=== MATERIAL SHOWN ===

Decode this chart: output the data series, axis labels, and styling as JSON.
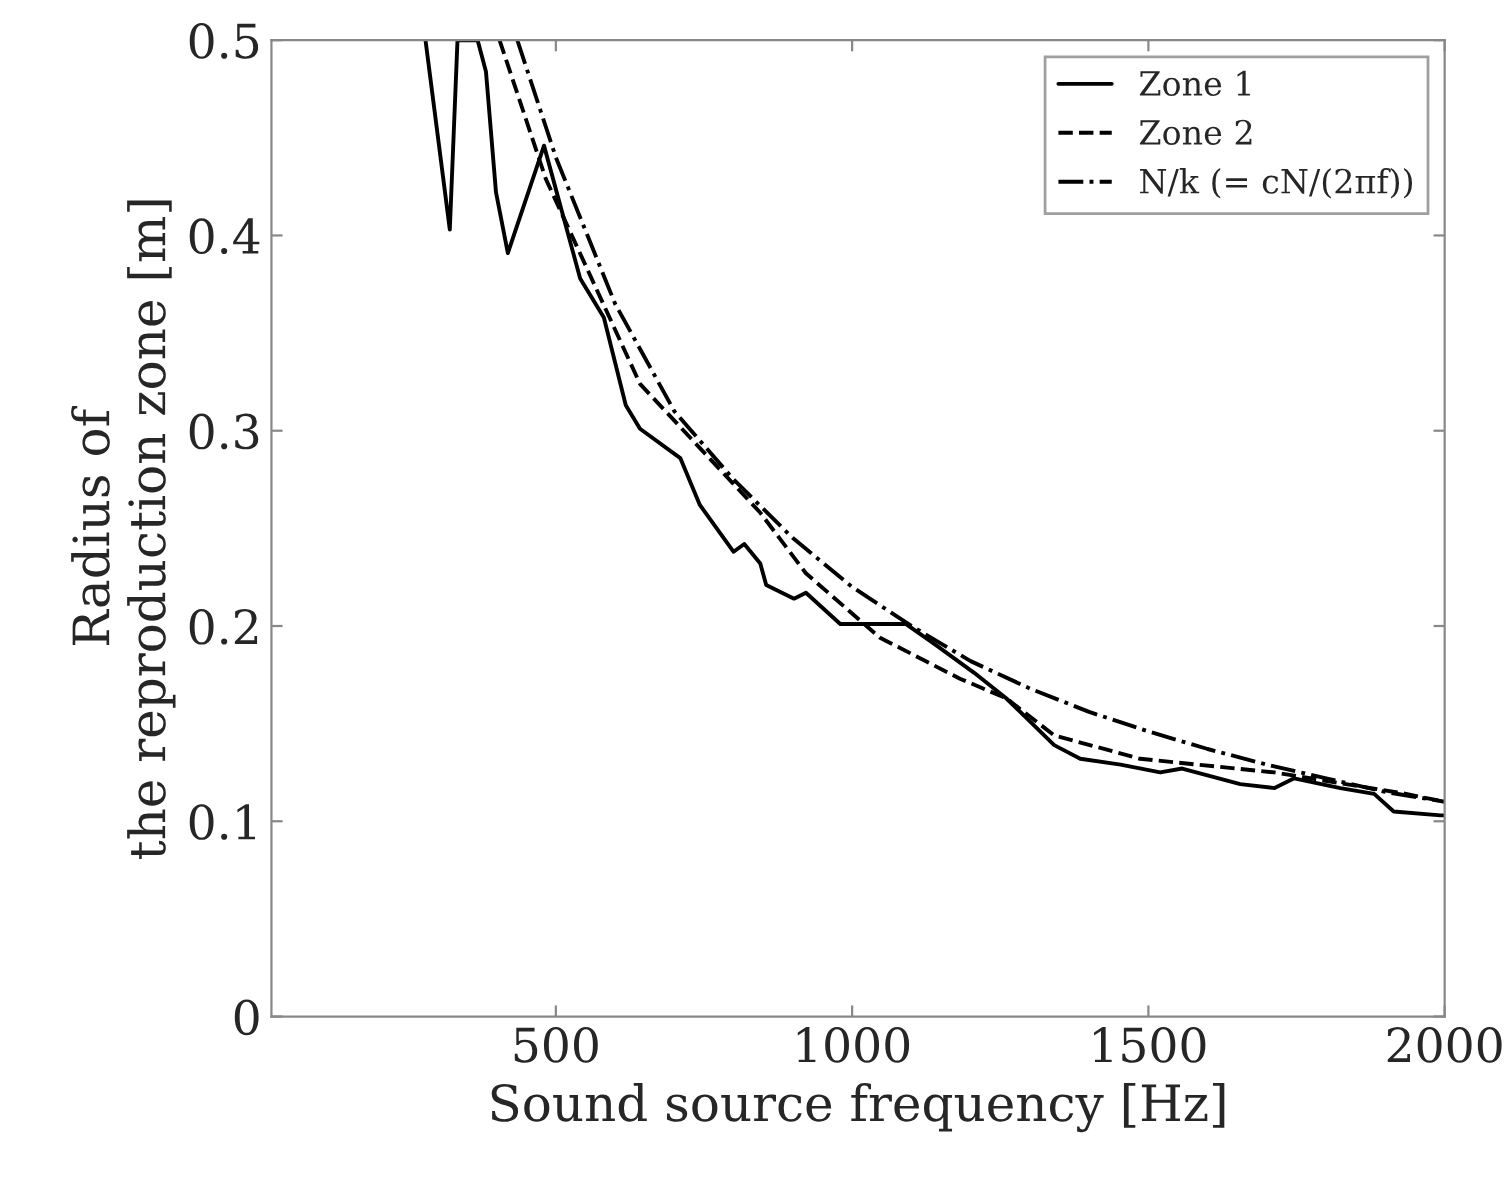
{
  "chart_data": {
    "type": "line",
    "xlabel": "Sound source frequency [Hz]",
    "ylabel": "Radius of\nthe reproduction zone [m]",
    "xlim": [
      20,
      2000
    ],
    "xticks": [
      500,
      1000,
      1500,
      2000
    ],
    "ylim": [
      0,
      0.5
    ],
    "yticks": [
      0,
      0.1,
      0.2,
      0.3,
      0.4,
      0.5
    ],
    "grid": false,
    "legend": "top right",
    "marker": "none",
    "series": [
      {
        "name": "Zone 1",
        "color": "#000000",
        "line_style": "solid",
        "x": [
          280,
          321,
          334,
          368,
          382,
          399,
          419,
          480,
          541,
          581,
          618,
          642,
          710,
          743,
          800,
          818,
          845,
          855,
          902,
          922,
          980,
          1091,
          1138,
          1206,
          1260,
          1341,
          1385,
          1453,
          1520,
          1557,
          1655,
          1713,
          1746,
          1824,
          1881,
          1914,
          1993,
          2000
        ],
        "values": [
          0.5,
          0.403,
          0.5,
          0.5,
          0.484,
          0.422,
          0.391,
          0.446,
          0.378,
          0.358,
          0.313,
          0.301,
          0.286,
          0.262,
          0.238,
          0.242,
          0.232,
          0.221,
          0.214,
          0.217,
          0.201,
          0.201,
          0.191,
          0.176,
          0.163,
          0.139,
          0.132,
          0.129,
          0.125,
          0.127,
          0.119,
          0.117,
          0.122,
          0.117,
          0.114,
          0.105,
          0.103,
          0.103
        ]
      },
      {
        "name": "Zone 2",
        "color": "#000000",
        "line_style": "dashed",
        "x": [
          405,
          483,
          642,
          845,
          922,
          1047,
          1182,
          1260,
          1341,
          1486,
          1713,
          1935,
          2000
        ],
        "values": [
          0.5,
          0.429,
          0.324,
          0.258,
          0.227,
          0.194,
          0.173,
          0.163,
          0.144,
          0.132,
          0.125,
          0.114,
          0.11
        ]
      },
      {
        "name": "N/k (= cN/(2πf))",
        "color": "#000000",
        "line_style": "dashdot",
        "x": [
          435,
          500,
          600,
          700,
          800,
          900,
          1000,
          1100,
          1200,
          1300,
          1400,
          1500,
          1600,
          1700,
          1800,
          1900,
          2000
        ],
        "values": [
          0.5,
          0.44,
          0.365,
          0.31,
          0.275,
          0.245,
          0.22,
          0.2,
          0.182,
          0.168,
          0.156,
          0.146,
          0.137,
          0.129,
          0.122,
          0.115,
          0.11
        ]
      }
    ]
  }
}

===

### [WORK INSTRUCTIONS]
Are you able to set down all the lines above exactly, without any pictures?

### [RESPONSE BELOW]
Decode this chart: output the data series, axis labels, and styling as JSON.
{
  "chart_data": {
    "type": "line",
    "xlabel": "Sound source frequency [Hz]",
    "ylabel": "Radius of\nthe reproduction zone [m]",
    "xlim": [
      20,
      2000
    ],
    "xticks": [
      500,
      1000,
      1500,
      2000
    ],
    "ylim": [
      0,
      0.5
    ],
    "yticks": [
      0,
      0.1,
      0.2,
      0.3,
      0.4,
      0.5
    ],
    "grid": false,
    "legend": "top right",
    "marker": "none",
    "series": [
      {
        "name": "Zone 1",
        "color": "#000000",
        "line_style": "solid",
        "x": [
          280,
          321,
          334,
          368,
          382,
          399,
          419,
          480,
          541,
          581,
          618,
          642,
          710,
          743,
          800,
          818,
          845,
          855,
          902,
          922,
          980,
          1091,
          1138,
          1206,
          1260,
          1341,
          1385,
          1453,
          1520,
          1557,
          1655,
          1713,
          1746,
          1824,
          1881,
          1914,
          1993,
          2000
        ],
        "values": [
          0.5,
          0.403,
          0.5,
          0.5,
          0.484,
          0.422,
          0.391,
          0.446,
          0.378,
          0.358,
          0.313,
          0.301,
          0.286,
          0.262,
          0.238,
          0.242,
          0.232,
          0.221,
          0.214,
          0.217,
          0.201,
          0.201,
          0.191,
          0.176,
          0.163,
          0.139,
          0.132,
          0.129,
          0.125,
          0.127,
          0.119,
          0.117,
          0.122,
          0.117,
          0.114,
          0.105,
          0.103,
          0.103
        ]
      },
      {
        "name": "Zone 2",
        "color": "#000000",
        "line_style": "dashed",
        "x": [
          405,
          483,
          642,
          845,
          922,
          1047,
          1182,
          1260,
          1341,
          1486,
          1713,
          1935,
          2000
        ],
        "values": [
          0.5,
          0.429,
          0.324,
          0.258,
          0.227,
          0.194,
          0.173,
          0.163,
          0.144,
          0.132,
          0.125,
          0.114,
          0.11
        ]
      },
      {
        "name": "N/k (= cN/(2πf))",
        "color": "#000000",
        "line_style": "dashdot",
        "x": [
          435,
          500,
          600,
          700,
          800,
          900,
          1000,
          1100,
          1200,
          1300,
          1400,
          1500,
          1600,
          1700,
          1800,
          1900,
          2000
        ],
        "values": [
          0.5,
          0.44,
          0.365,
          0.31,
          0.275,
          0.245,
          0.22,
          0.2,
          0.182,
          0.168,
          0.156,
          0.146,
          0.137,
          0.129,
          0.122,
          0.115,
          0.11
        ]
      }
    ]
  }
}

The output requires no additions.